__Excerpted passage__:
================

In This Week's Edition of Snapshot...
Lots of Talk, but No Deal on Next COVID Bill
On Friday morning, Politico Playbook summarized the status of negotiations this way – “Ten meetings between Speaker Nancy Pelosi, Senate Minority Leader Chuck Schumer, White House Chief of Staff Mark Meadows and Treasury Secretary Steven Mnuchin over two weeks have yielded little more than bickering and resentment.”
Last night after a 3-hour meeting among the lead negotiators, we learned that another legislative COVID-19 package was not imminent. While there was agreement on smaller issues, Congressional Democrats and White House officials were unable to come to an agreement on major provisions, including enhanced unemployment insurance, state and local aid, and the cost of the package. So, what happens next is anyone’s guess.
Families, communities, schools, nonprofits, businesses, and states are continuing to respond to the impact of COVID-19, yet some of the federal programs designed to help respond to this pandemic have ended or are set to end soon. Enhanced federal unemployment benefits ended on July 31st. The extension of the Paycheck Protection Program is set to end on August 8th. In addition, Congress and the White House will need to come together to continue funding the federal government before September 30 or risk a government shutdown.
On Thursday, President Trump tweeted that he was directing his staff to prepare a series of Executive Orders to sign as early as today. According to the tweet, the Orders will include a payroll tax holiday, eviction protections, an unemployment insurance extension, and student loan repayment.

================

__Supplied entries__:
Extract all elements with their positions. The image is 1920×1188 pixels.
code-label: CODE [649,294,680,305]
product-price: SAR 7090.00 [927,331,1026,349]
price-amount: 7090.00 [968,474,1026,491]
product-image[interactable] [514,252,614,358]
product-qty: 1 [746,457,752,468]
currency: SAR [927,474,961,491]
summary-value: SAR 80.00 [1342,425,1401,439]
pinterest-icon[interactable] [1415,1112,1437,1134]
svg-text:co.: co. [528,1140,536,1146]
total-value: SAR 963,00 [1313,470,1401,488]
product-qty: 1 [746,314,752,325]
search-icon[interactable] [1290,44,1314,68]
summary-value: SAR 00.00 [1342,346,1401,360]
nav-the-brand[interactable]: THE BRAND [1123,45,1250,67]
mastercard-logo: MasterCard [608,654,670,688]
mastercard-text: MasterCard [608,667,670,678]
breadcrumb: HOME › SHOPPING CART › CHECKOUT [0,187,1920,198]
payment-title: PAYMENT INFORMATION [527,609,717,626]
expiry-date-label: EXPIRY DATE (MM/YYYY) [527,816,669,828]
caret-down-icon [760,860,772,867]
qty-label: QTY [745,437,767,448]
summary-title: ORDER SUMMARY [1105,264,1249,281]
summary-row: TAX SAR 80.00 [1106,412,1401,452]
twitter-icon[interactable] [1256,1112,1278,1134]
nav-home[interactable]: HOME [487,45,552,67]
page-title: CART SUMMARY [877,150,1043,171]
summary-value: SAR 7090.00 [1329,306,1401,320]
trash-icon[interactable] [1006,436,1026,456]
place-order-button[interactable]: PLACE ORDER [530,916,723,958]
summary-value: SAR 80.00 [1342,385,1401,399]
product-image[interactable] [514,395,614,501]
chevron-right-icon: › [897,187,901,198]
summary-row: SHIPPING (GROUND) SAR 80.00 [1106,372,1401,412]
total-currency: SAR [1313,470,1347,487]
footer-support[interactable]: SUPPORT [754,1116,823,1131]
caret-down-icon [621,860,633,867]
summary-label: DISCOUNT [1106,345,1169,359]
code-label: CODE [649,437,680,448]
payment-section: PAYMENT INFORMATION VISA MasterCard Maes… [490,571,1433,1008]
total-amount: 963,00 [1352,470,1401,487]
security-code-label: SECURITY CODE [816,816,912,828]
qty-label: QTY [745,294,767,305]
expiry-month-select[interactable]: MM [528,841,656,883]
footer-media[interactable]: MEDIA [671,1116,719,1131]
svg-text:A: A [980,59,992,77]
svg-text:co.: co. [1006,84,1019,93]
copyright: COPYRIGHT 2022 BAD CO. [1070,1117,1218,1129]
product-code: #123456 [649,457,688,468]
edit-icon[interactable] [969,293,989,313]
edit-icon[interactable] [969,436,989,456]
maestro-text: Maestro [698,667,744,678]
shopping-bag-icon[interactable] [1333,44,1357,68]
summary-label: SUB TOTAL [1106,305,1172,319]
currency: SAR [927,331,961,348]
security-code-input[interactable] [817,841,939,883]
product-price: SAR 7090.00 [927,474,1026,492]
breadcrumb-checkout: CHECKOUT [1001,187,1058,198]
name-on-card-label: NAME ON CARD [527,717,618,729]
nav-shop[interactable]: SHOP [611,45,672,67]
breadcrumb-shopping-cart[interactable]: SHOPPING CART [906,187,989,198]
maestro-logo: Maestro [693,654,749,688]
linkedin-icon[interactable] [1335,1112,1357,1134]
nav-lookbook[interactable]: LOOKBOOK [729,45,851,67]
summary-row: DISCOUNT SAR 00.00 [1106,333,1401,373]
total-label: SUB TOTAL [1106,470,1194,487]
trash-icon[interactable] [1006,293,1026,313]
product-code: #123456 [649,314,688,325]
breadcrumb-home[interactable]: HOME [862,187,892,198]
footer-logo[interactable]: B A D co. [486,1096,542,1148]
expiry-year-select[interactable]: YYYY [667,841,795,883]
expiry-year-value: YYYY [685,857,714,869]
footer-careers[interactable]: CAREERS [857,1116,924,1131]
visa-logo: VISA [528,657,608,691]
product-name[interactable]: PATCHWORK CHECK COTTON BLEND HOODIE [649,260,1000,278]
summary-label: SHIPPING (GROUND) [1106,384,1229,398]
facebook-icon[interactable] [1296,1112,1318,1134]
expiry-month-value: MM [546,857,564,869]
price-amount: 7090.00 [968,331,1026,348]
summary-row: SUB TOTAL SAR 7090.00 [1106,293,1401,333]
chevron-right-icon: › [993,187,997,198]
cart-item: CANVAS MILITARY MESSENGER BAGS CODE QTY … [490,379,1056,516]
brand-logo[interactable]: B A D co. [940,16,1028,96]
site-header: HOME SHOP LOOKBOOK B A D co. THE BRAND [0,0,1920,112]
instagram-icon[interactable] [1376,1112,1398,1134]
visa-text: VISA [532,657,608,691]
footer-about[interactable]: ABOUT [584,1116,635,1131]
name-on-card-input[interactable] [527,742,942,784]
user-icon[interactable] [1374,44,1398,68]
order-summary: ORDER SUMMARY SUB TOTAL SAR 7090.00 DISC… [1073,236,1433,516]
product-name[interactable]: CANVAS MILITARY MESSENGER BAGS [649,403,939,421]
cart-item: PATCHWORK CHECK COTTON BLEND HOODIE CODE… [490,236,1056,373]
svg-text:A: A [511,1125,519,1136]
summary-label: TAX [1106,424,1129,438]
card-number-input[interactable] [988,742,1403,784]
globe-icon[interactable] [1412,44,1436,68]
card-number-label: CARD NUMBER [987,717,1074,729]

================

__Instructions__:
A – Translate this sentence from the COVID bill update into Spanish: "Enhanced federal unemployment benefits ended on July 31st."
B – Reproduce the COVID bill update word for word, starting at the words "Last night after" and ending after "is anyone’s guess.".
C – Write the next part of the COVID bill update, picking up after its final sentence.

__Numbered answers__:
A – Los beneficios federales de desempleo ampliados terminaron el 31 de julio.

B –
Last night after a 3-hour meeting among the lead negotiators, we learned that another legislative COVID-19 package was not imminent. While there was agreement on smaller issues, Congressional Democrats and White House officials were unable to come to an agreement on major provisions, including enhanced unemployment insurance, state and local aid, and the cost of the package. So, what happens next is anyone’s guess.

C –
An Accurate Census
The Census Bureau announced that they would end the 2020 Census count four weeks early, moving the deadline up to September 30th. The change was met with widespread concern since an estimated 60 million households remain uncounted and many of the uncounted are in marginalized or hard to reach communities. This week, the Council on Foundations joined more than 500 philanthropic leaders to urge Secretary Ross and the US Census Bureau to maintain their original plan to continue counting households through the end of October and ensure everyone has the opportunity to be counted for an accurate Census.
Our writer for issues concerning the Executive Branch is out of the office this week.
Exclusive from our colleagues at the National Council of Nonprofits.
Congress Corrects DOL Unemployment Guidance, State Agencies Are Extending the Relief
On Monday, President Trump signed legislation to reverse guidance from the Department of Labor that required certain nonprofit employers to pay to their states 100 percent of the costs of unemployment benefits paid to their former employees and wait for repayment of half that amount at some later date. Federal and state law permit 501(c)(3) organizations and local and tribal governments to self-insure under their state unemployment system, meaning that they pay all of the costs of benefits paid to former employees rather than contribute unemployment taxes into the state trust fund. The CARES Act provides that the federal government will pay half the costs of these benefits, but the Labor Department ruling had created bureaucratic and cash flow nightmares for thousands of nonprofit organizations. The National Council of Nonprofits and the National Association of State Workforce Agencies issued a joint statement the day the bill was enacted to ensure that the states and employers got the news of the legislative fix.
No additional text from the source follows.